OBJECTIVE :: Search the listing below for the word "Gorzowa" and copy each line that holds it.

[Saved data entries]
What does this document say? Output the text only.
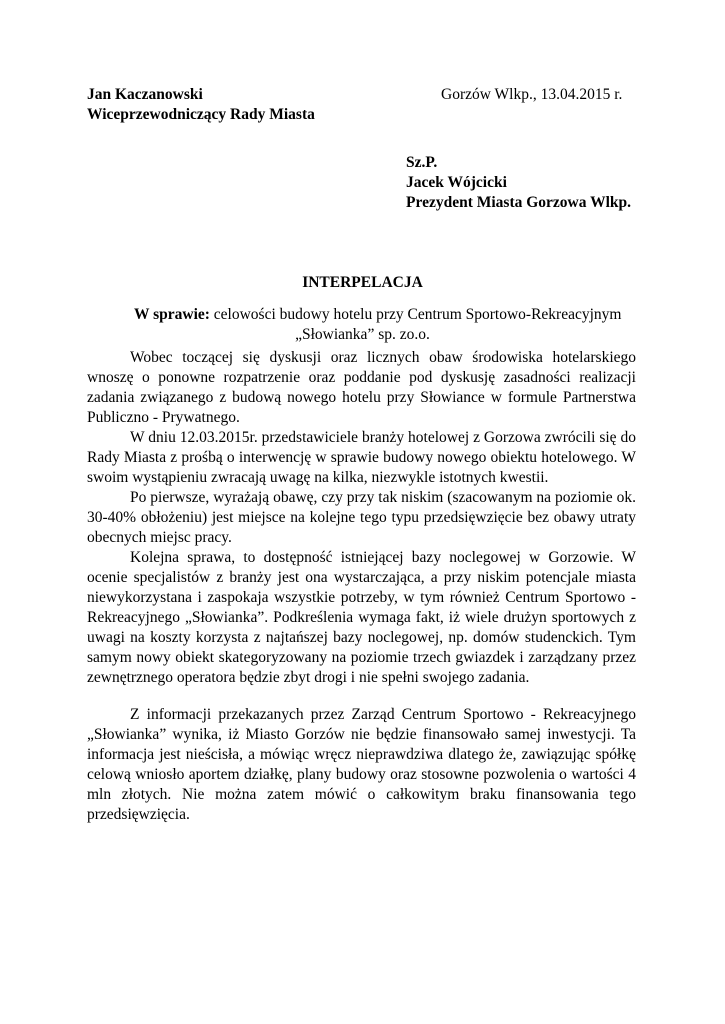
Jan Kaczanowski
Wiceprzewodniczący Rady Miasta
Gorzów Wlkp., 13.04.2015 r.
Sz.P.
Jacek Wójcicki
Prezydent Miasta Gorzowa Wlkp.
INTERPELACJA
W sprawie: celowości budowy hotelu przy Centrum Sportowo-Rekreacyjnym
„Słowianka” sp. zo.o.

Wobec toczącej się dyskusji oraz licznych obaw środowiska hotelarskiego wnoszę o ponowne rozpatrzenie oraz poddanie pod dyskusję zasadności realizacji zadania związanego z budową nowego hotelu przy Słowiance w formule Partnerstwa Publiczno - Prywatnego.

W dniu 12.03.2015r. przedstawiciele branży hotelowej z Gorzowa zwrócili się do Rady Miasta z prośbą o interwencję w sprawie budowy nowego obiektu hotelowego. W swoim wystąpieniu zwracają uwagę na kilka, niezwykle istotnych kwestii.

Po pierwsze, wyrażają obawę, czy przy tak niskim (szacowanym na poziomie ok. 30-40% obłożeniu) jest miejsce na kolejne tego typu przedsięwzięcie bez obawy utraty obecnych miejsc pracy.

Kolejna sprawa, to dostępność istniejącej bazy noclegowej w Gorzowie. W ocenie specjalistów z branży jest ona wystarczająca, a przy niskim potencjale miasta niewykorzystana i zaspokaja wszystkie potrzeby, w tym również Centrum Sportowo - Rekreacyjnego „Słowianka”. Podkreślenia wymaga fakt, iż wiele drużyn sportowych z uwagi na koszty korzysta z najtańszej bazy noclegowej, np. domów studenckich. Tym samym nowy obiekt skategoryzowany na poziomie trzech gwiazdek i zarządzany przez zewnętrznego operatora będzie zbyt drogi i nie spełni swojego zadania.

Z informacji przekazanych przez Zarząd Centrum Sportowo - Rekreacyjnego „Słowianka” wynika, iż Miasto Gorzów nie będzie finansowało samej inwestycji. Ta informacja jest nieścisła, a mówiąc wręcz nieprawdziwa dlatego że, zawiązując spółkę celową wniosło aportem działkę, plany budowy oraz stosowne pozwolenia o wartości 4 mln złotych. Nie można zatem mówić o całkowitym braku finansowania tego przedsięwzięcia.
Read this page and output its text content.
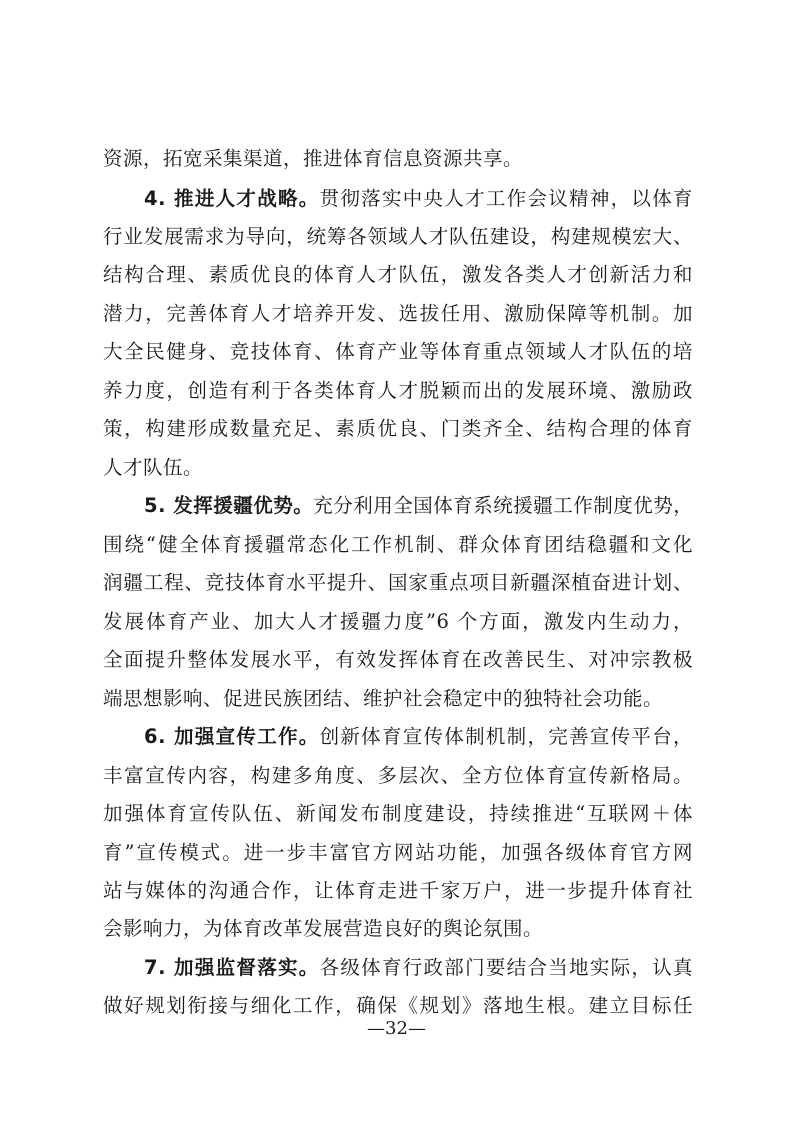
资源，拓宽采集渠道，推进体育信息资源共享。
4. 推进人才战略。贯彻落实中央人才工作会议精神，以体育
行业发展需求为导向，统筹各领域人才队伍建设，构建规模宏大、
结构合理、素质优良的体育人才队伍，激发各类人才创新活力和
潜力，完善体育人才培养开发、选拔任用、激励保障等机制。加
大全民健身、竞技体育、体育产业等体育重点领域人才队伍的培
养力度，创造有利于各类体育人才脱颖而出的发展环境、激励政
策，构建形成数量充足、素质优良、门类齐全、结构合理的体育
人才队伍。
5. 发挥援疆优势。充分利用全国体育系统援疆工作制度优势，
围绕“健全体育援疆常态化工作机制、群众体育团结稳疆和文化
润疆工程、竞技体育水平提升、国家重点项目新疆深植奋进计划、
发展体育产业、加大人才援疆力度”6 个方面，激发内生动力，
全面提升整体发展水平，有效发挥体育在改善民生、对冲宗教极
端思想影响、促进民族团结、维护社会稳定中的独特社会功能。
6. 加强宣传工作。创新体育宣传体制机制，完善宣传平台，
丰富宣传内容，构建多角度、多层次、全方位体育宣传新格局。
加强体育宣传队伍、新闻发布制度建设，持续推进“互联网＋体
育”宣传模式。进一步丰富官方网站功能，加强各级体育官方网
站与媒体的沟通合作，让体育走进千家万户，进一步提升体育社
会影响力，为体育改革发展营造良好的舆论氛围。
7. 加强监督落实。各级体育行政部门要结合当地实际，认真
做好规划衔接与细化工作，确保《规划》落地生根。建立目标任
—32—
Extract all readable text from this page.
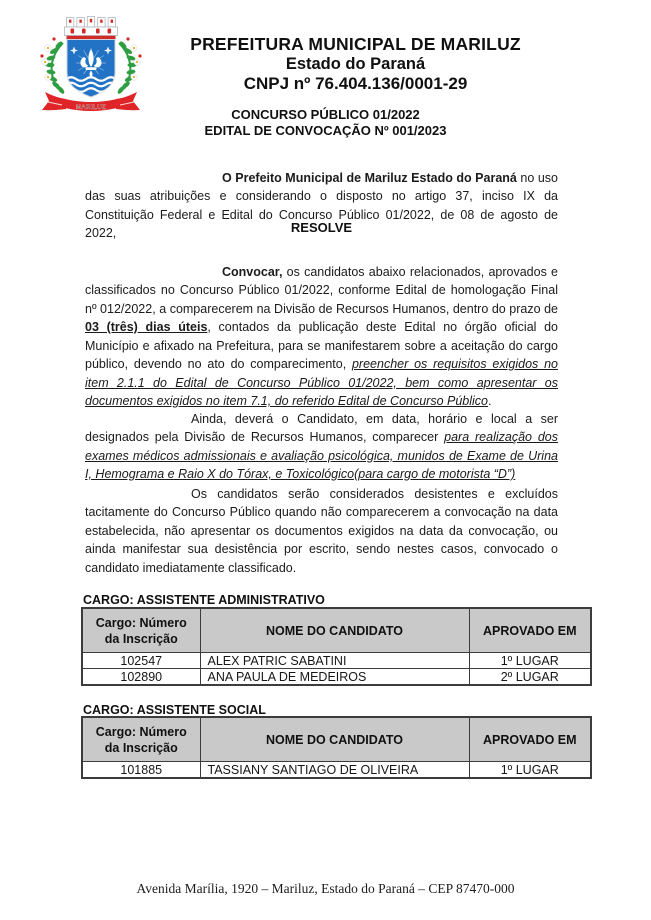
MARILUZ
PREFEITURA MUNICIPAL DE MARILUZ
Estado do Paraná
CNPJ nº 76.404.136/0001-29
CONCURSO PÚBLICO 01/2022
EDITAL DE CONVOCAÇÃO Nº 001/2023

O Prefeito Municipal de Mariluz Estado do Paraná no uso das suas atribuições e considerando o disposto no artigo 37, inciso IX da Constituição Federal e Edital do Concurso Público 01/2022, de 08 de agosto de 2022,	RESOLVE

Convocar, os candidatos abaixo relacionados, aprovados e classificados no Concurso Público 01/2022, conforme Edital de homologação Final nº 012/2022, a comparecerem na Divisão de Recursos Humanos, dentro do prazo de 03 (três) dias úteis, contados da publicação deste Edital no órgão oficial do Município e afixado na Prefeitura, para se manifestarem sobre a aceitação do cargo público, devendo no ato do comparecimento, preencher os requisitos exigidos no item 2.1.1 do Edital de Concurso Público 01/2022, bem como apresentar os documentos exigidos no item 7.1, do referido Edital de Concurso Público.

Ainda, deverá o Candidato, em data, horário e local a ser designados pela Divisão de Recursos Humanos, comparecer para realização dos exames médicos admissionais e avaliação psicológica, munidos de Exame de Urina I, Hemograma e Raio X do Tórax, e Toxicológico(para cargo de motorista “D”)

Os candidatos serão considerados desistentes e excluídos tacitamente do Concurso Público quando não comparecerem a convocação na data estabelecida, não apresentar os documentos exigidos na data da convocação, ou ainda manifestar sua desistência por escrito, sendo nestes casos, convocado o candidato imediatamente classificado.

CARGO: ASSISTENTE ADMINISTRATIVO
Cargo: Número da Inscrição	NOME DO CANDIDATO	APROVADO EM
102547	ALEX PATRIC SABATINI	1º LUGAR
102890	ANA PAULA DE MEDEIROS	2º LUGAR
CARGO: ASSISTENTE SOCIAL
Cargo: Número da Inscrição	NOME DO CANDIDATO	APROVADO EM
101885	TASSIANY SANTIAGO DE OLIVEIRA	1º LUGAR
Avenida Marília, 1920 – Mariluz, Estado do Paraná – CEP 87470-000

OUTPUT BELOW ::
Prezydent Miasta Gorzowa Wlkp.
W dniu 12.03.2015r. przedstawiciele branży hotelowej z Gorzowa zwrócili się do Rady Miasta z prośbą o interwencję w sprawie budowy nowego obiektu hotelowego. W swoim wystąpieniu zwracają uwagę na kilka, niezwykle istotnych kwestii.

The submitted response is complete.